THE REQUEST: Your answer should be a single number: the count of lines in the material below that hold "label".

DATA TO PROCESS:
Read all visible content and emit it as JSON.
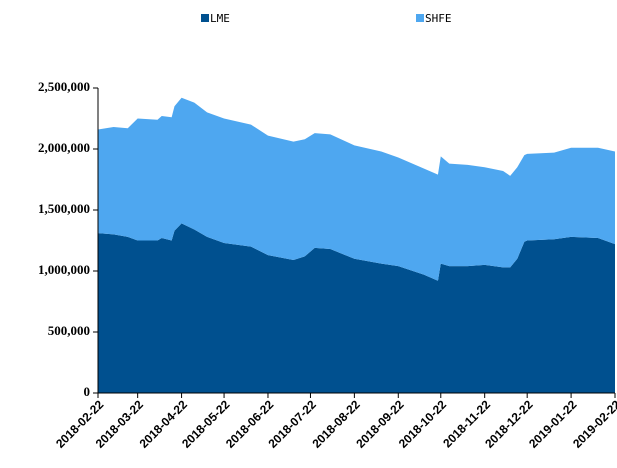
{
  "chart_data": {
    "type": "stacked_area",
    "x": [
      "2018-02-22",
      "2018-03-05",
      "2018-03-15",
      "2018-03-22",
      "2018-04-05",
      "2018-04-08",
      "2018-04-15",
      "2018-04-17",
      "2018-04-22",
      "2018-05-01",
      "2018-05-10",
      "2018-05-22",
      "2018-06-10",
      "2018-06-22",
      "2018-07-10",
      "2018-07-18",
      "2018-07-25",
      "2018-08-05",
      "2018-08-22",
      "2018-09-10",
      "2018-09-22",
      "2018-10-10",
      "2018-10-20",
      "2018-10-22",
      "2018-10-28",
      "2018-11-10",
      "2018-11-22",
      "2018-12-05",
      "2018-12-10",
      "2018-12-15",
      "2018-12-20",
      "2018-12-22",
      "2019-01-10",
      "2019-01-22",
      "2019-02-10",
      "2019-02-22"
    ],
    "series": [
      {
        "name": "LME",
        "color": "#00508f",
        "values": [
          1310000,
          1300000,
          1280000,
          1250000,
          1250000,
          1270000,
          1250000,
          1330000,
          1390000,
          1340000,
          1280000,
          1230000,
          1200000,
          1130000,
          1090000,
          1120000,
          1190000,
          1180000,
          1100000,
          1060000,
          1040000,
          970000,
          920000,
          1060000,
          1040000,
          1040000,
          1050000,
          1030000,
          1030000,
          1100000,
          1240000,
          1250000,
          1260000,
          1280000,
          1270000,
          1220000
        ]
      },
      {
        "name": "SHFE",
        "color": "#4ea7f0",
        "values": [
          850000,
          880000,
          890000,
          1000000,
          990000,
          1000000,
          1010000,
          1020000,
          1030000,
          1040000,
          1020000,
          1020000,
          1000000,
          980000,
          970000,
          960000,
          940000,
          940000,
          930000,
          920000,
          890000,
          870000,
          870000,
          880000,
          840000,
          830000,
          800000,
          790000,
          750000,
          750000,
          710000,
          710000,
          710000,
          730000,
          740000,
          760000
        ]
      }
    ],
    "xlim": [
      "2018-02-22",
      "2019-02-22"
    ],
    "xticks": [
      "2018-02-22",
      "2018-03-22",
      "2018-04-22",
      "2018-05-22",
      "2018-06-22",
      "2018-07-22",
      "2018-08-22",
      "2018-09-22",
      "2018-10-22",
      "2018-11-22",
      "2018-12-22",
      "2019-01-22",
      "2019-02-22"
    ],
    "ylim": [
      0,
      2500000
    ],
    "yticks": [
      0,
      {
        "value": 500000,
        "label": "500,000"
      },
      {
        "value": 1000000,
        "label": "1,000,000"
      },
      {
        "value": 1500000,
        "label": "1,500,000"
      },
      {
        "value": 2000000,
        "label": "2,000,000"
      },
      {
        "value": 2500000,
        "label": "2,500,000"
      }
    ],
    "legend": "top"
  }
}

TASK SOLUTION: 5